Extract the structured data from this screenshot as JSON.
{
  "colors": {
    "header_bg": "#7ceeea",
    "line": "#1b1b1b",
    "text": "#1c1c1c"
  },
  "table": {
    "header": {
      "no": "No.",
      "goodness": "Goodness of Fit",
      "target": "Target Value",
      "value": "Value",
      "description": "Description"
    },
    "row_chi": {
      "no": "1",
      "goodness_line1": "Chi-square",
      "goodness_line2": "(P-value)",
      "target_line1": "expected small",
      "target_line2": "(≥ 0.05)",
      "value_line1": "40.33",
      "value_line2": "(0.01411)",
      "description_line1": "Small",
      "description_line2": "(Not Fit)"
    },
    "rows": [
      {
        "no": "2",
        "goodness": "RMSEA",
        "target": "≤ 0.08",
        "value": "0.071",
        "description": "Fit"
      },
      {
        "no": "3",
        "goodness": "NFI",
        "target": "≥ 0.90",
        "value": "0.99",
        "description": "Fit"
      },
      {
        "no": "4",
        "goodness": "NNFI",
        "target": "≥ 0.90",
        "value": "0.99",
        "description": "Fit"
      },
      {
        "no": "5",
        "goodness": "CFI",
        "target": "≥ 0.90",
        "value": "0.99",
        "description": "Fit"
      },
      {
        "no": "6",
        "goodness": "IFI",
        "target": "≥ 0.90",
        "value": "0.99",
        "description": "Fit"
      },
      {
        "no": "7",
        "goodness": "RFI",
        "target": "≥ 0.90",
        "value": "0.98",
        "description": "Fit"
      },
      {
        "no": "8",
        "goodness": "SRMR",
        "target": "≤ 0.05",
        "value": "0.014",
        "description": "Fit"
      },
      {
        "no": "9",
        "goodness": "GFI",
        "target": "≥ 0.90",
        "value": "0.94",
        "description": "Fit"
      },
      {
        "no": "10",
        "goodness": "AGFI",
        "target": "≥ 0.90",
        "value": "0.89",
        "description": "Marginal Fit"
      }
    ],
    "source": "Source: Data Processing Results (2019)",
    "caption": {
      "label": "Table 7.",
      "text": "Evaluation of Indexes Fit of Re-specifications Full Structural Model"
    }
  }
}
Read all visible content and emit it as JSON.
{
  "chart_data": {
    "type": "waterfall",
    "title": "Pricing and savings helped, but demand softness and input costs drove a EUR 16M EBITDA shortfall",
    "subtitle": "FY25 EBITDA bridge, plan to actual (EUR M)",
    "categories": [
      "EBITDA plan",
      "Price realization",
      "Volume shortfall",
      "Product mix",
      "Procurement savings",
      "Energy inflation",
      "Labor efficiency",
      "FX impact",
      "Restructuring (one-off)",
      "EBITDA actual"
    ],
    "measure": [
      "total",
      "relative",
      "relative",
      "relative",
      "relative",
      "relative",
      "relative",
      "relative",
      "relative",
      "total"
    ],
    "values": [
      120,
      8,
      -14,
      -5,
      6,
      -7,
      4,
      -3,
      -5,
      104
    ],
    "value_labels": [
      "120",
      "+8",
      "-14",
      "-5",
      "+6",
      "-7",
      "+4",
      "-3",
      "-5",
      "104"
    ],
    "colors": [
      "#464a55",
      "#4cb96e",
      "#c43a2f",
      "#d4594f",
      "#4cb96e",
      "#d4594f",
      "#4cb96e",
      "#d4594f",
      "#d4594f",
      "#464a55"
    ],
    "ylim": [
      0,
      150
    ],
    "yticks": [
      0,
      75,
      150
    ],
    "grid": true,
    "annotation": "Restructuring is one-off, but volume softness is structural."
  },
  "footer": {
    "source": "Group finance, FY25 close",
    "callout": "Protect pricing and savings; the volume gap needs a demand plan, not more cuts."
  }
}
* * * * * * *
§ **Short exercise**: Show the lines of the material that contain the word "softness".

§ **Result for this exercise**:
    "title": "Pricing and savings helped, but demand softness and input costs drove a EUR 16M EBITDA shortfall",
    "annotation": "Restructuring is one-off, but volume softness is structural."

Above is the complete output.